- _PROBLEM TO WORK ON_
Each record below should appear again exactly as written.

- _Stored records_

════════════════

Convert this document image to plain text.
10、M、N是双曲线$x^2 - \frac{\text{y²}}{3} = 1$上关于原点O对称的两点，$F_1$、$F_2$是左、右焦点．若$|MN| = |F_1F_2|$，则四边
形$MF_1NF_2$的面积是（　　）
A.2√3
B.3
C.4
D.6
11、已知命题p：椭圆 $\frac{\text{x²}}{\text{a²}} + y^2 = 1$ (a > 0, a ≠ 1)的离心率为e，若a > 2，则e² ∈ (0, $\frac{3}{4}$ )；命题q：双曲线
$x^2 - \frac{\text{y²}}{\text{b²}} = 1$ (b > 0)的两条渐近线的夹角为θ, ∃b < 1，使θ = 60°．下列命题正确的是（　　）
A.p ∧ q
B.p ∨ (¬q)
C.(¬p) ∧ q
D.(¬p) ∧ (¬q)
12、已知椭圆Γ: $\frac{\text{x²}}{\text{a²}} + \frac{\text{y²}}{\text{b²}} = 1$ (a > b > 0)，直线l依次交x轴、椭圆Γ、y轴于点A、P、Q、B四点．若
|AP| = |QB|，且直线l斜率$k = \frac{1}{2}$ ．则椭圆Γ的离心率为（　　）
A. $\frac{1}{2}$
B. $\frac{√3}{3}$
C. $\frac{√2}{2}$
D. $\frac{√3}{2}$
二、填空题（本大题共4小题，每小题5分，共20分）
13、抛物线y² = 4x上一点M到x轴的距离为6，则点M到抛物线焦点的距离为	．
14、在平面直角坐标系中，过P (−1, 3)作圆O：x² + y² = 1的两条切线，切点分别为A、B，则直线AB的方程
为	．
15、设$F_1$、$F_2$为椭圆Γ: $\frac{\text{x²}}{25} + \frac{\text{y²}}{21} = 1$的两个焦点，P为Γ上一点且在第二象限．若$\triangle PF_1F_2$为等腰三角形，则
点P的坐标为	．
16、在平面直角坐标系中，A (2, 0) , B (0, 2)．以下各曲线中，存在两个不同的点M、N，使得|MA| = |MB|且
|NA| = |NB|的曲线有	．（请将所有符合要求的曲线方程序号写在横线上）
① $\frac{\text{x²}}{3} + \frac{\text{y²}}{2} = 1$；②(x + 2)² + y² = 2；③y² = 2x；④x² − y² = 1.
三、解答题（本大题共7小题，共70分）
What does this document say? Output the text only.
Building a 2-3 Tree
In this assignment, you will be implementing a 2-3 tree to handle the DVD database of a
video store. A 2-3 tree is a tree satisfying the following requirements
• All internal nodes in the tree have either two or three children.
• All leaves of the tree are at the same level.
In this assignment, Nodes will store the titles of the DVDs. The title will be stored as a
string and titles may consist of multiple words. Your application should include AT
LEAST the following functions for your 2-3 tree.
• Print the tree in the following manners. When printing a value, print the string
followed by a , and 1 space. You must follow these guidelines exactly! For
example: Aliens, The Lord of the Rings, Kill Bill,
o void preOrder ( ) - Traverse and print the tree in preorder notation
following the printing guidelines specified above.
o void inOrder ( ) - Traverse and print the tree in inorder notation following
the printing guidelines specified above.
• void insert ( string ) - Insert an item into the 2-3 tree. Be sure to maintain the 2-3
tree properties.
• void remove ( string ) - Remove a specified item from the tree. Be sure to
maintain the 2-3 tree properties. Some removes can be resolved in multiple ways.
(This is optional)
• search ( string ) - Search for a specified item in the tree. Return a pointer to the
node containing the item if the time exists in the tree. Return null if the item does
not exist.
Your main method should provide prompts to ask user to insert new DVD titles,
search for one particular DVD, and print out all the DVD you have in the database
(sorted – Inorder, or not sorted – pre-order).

════════════════

- _COMPLETED EXERCISE_
Convert this document image to plain text.
10、M、N是双曲线$x^2 - \frac{\text{y²}}{3} = 1$上关于原点O对称的两点，$F_1$、$F_2$是左、右焦点．若$|MN| = |F_1F_2|$，则四边
形$MF_1NF_2$的面积是（　　）
A.2√3
B.3
C.4
D.6
11、已知命题p：椭圆 $\frac{\text{x²}}{\text{a²}} + y^2 = 1$ (a > 0, a ≠ 1)的离心率为e，若a > 2，则e² ∈ (0, $\frac{3}{4}$ )；命题q：双曲线
$x^2 - \frac{\text{y²}}{\text{b²}} = 1$ (b > 0)的两条渐近线的夹角为θ, ∃b < 1，使θ = 60°．下列命题正确的是（　　）
A.p ∧ q
B.p ∨ (¬q)
C.(¬p) ∧ q
D.(¬p) ∧ (¬q)
12、已知椭圆Γ: $\frac{\text{x²}}{\text{a²}} + \frac{\text{y²}}{\text{b²}} = 1$ (a > b > 0)，直线l依次交x轴、椭圆Γ、y轴于点A、P、Q、B四点．若
|AP| = |QB|，且直线l斜率$k = \frac{1}{2}$ ．则椭圆Γ的离心率为（　　）
A. $\frac{1}{2}$
B. $\frac{√3}{3}$
C. $\frac{√2}{2}$
D. $\frac{√3}{2}$
二、填空题（本大题共4小题，每小题5分，共20分）
13、抛物线y² = 4x上一点M到x轴的距离为6，则点M到抛物线焦点的距离为	．
14、在平面直角坐标系中，过P (−1, 3)作圆O：x² + y² = 1的两条切线，切点分别为A、B，则直线AB的方程
为	．
15、设$F_1$、$F_2$为椭圆Γ: $\frac{\text{x²}}{25} + \frac{\text{y²}}{21} = 1$的两个焦点，P为Γ上一点且在第二象限．若$\triangle PF_1F_2$为等腰三角形，则
点P的坐标为	．
16、在平面直角坐标系中，A (2, 0) , B (0, 2)．以下各曲线中，存在两个不同的点M、N，使得|MA| = |MB|且
|NA| = |NB|的曲线有	．（请将所有符合要求的曲线方程序号写在横线上）
① $\frac{\text{x²}}{3} + \frac{\text{y²}}{2} = 1$；②(x + 2)² + y² = 2；③y² = 2x；④x² − y² = 1.
三、解答题（本大题共7小题，共70分）
What does this document say? Output the text only.
Building a 2-3 Tree
In this assignment, you will be implementing a 2-3 tree to handle the DVD database of a
video store. A 2-3 tree is a tree satisfying the following requirements
• All internal nodes in the tree have either two or three children.
• All leaves of the tree are at the same level.
In this assignment, Nodes will store the titles of the DVDs. The title will be stored as a
string and titles may consist of multiple words. Your application should include AT
LEAST the following functions for your 2-3 tree.
• Print the tree in the following manners. When printing a value, print the string
followed by a , and 1 space. You must follow these guidelines exactly! For
example: Aliens, The Lord of the Rings, Kill Bill,
o void preOrder ( ) - Traverse and print the tree in preorder notation
following the printing guidelines specified above.
o void inOrder ( ) - Traverse and print the tree in inorder notation following
the printing guidelines specified above.
• void insert ( string ) - Insert an item into the 2-3 tree. Be sure to maintain the 2-3
tree properties.
• void remove ( string ) - Remove a specified item from the tree. Be sure to
maintain the 2-3 tree properties. Some removes can be resolved in multiple ways.
(This is optional)
• search ( string ) - Search for a specified item in the tree. Return a pointer to the
node containing the item if the time exists in the tree. Return null if the item does
not exist.
Your main method should provide prompts to ask user to insert new DVD titles,
search for one particular DVD, and print out all the DVD you have in the database
(sorted – Inorder, or not sorted – pre-order).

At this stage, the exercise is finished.